*Trecho do texto*.
O gênero Metroidvania, títulos que focam em exploração não linear com mecânicas de RPG, teve um crescimento expressivo no mercado graças a vários títulos indie. Muitos deles se tornaram sucessos comerciais e, agora, também servem de inspiração para muitos novos títulos que estão chegando, entre eles, Ghost Song. O jogo tem inspirações claras em Metroid e Hollow Knight, com a adição de algumas mecânicas únicas, mas o resultado final não é ruim, mas também não atinge o mesmo nível de qualidade de suas inspirações.
Diferenciar um bom metroidvania de um ruim é uma tarefa difícil, pois partilham de vários elementos básicos e se destacam no quão bem executam algum ou vários desses elementos. A exploração é determinada pela liberdade dada ao jogador e também pela progressão dos poderes adquiridos que, gradativamente, abrem novas áreas e segredos. Uma boa exploração consiste em sempre deixar o jogador curioso por aquilo que ele pode encontrar na área seguinte e, também, em alterar sua percepção das áreas que já passou, muitas vezes oferecendo uma melhoria que anteriormente era impossível de se alcançar ou caminhos alternativos e novas áreas nesses espaços que o jogador já passou. O combate faz uso dos poderes adquiridos e também é influenciado drasticamente por mecânicas de RPG que cada título pode ter como equipamento, magia, stamina, etc. Um bom combate é muitas vezes acompanhado por um bom desafio na forma de chefes e inimigos com padrões de ataques interessantes, uso inteligente das mecânicas e/ou builds que o jogador pode montar para conquistar um obstáculo.

*Amostra de dados*.
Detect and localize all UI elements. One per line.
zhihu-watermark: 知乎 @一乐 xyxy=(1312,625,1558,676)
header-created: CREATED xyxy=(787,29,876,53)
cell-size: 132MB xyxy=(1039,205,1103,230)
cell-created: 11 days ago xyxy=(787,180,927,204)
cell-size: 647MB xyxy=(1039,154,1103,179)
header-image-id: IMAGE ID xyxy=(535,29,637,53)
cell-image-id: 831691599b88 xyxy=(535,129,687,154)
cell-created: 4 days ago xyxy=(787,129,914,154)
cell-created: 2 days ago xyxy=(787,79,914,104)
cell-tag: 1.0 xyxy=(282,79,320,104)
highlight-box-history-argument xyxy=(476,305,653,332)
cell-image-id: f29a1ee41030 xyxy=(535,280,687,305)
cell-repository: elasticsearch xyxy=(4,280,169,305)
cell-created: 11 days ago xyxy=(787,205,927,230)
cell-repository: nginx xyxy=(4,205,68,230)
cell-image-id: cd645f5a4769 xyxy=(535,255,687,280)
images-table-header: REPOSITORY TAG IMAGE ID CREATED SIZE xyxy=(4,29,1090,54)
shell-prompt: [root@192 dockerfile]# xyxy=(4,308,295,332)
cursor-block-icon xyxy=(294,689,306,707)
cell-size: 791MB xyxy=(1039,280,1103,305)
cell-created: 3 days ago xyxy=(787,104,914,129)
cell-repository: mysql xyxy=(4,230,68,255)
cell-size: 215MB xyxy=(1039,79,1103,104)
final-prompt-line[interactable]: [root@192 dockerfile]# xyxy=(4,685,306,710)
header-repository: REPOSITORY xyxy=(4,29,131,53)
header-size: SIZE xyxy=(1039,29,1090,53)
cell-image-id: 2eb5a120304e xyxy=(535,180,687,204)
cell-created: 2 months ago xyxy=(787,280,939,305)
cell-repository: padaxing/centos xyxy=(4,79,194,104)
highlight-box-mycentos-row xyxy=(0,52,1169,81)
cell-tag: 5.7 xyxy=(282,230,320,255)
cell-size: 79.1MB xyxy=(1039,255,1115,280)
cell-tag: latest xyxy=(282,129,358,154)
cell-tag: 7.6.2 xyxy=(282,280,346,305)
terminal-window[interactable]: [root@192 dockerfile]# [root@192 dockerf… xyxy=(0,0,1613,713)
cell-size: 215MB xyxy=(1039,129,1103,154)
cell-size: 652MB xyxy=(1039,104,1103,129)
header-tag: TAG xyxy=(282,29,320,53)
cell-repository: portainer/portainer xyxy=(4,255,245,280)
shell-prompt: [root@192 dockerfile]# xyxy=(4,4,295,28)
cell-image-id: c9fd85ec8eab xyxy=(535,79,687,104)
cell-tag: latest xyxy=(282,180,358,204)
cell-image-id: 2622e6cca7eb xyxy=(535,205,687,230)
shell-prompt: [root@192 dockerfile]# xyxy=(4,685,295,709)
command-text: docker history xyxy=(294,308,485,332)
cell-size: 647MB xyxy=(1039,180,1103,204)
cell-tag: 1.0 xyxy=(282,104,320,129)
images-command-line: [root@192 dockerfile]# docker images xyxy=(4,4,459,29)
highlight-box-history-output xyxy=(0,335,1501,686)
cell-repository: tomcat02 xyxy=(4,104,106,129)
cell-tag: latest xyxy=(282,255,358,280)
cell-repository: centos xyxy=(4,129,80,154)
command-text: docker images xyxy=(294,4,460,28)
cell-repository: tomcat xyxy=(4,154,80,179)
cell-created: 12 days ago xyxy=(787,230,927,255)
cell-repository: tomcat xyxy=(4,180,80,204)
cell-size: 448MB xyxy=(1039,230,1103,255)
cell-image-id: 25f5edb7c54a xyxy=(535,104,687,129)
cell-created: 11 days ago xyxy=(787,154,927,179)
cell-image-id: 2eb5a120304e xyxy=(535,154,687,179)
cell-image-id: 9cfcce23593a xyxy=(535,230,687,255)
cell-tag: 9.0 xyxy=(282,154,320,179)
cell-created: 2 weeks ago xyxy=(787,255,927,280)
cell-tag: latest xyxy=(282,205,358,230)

*Tarefa proposta*.
Repita integralmente o texto sobre o gênero Metroidvania e o jogo Ghost Song. As linhas formam um material separado do texto.

*Resultado do exercício*.
O gênero Metroidvania, títulos que focam em exploração não linear com mecânicas de RPG, teve um crescimento expressivo no mercado graças a vários títulos indie. Muitos deles se tornaram sucessos comerciais e, agora, também servem de inspiração para muitos novos títulos que estão chegando, entre eles, Ghost Song. O jogo tem inspirações claras em Metroid e Hollow Knight, com a adição de algumas mecânicas únicas, mas o resultado final não é ruim, mas também não atinge o mesmo nível de qualidade de suas inspirações.
Diferenciar um bom metroidvania de um ruim é uma tarefa difícil, pois partilham de vários elementos básicos e se destacam no quão bem executam algum ou vários desses elementos. A exploração é determinada pela liberdade dada ao jogador e também pela progressão dos poderes adquiridos que, gradativamente, abrem novas áreas e segredos. Uma boa exploração consiste em sempre deixar o jogador curioso por aquilo que ele pode encontrar na área seguinte e, também, em alterar sua percepção das áreas que já passou, muitas vezes oferecendo uma melhoria que anteriormente era impossível de se alcançar ou caminhos alternativos e novas áreas nesses espaços que o jogador já passou. O combate faz uso dos poderes adquiridos e também é influenciado drasticamente por mecânicas de RPG que cada título pode ter como equipamento, magia, stamina, etc. Um bom combate é muitas vezes acompanhado por um bom desafio na forma de chefes e inimigos com padrões de ataques interessantes, uso inteligente das mecânicas e/ou builds que o jogador pode montar para conquistar um obstáculo.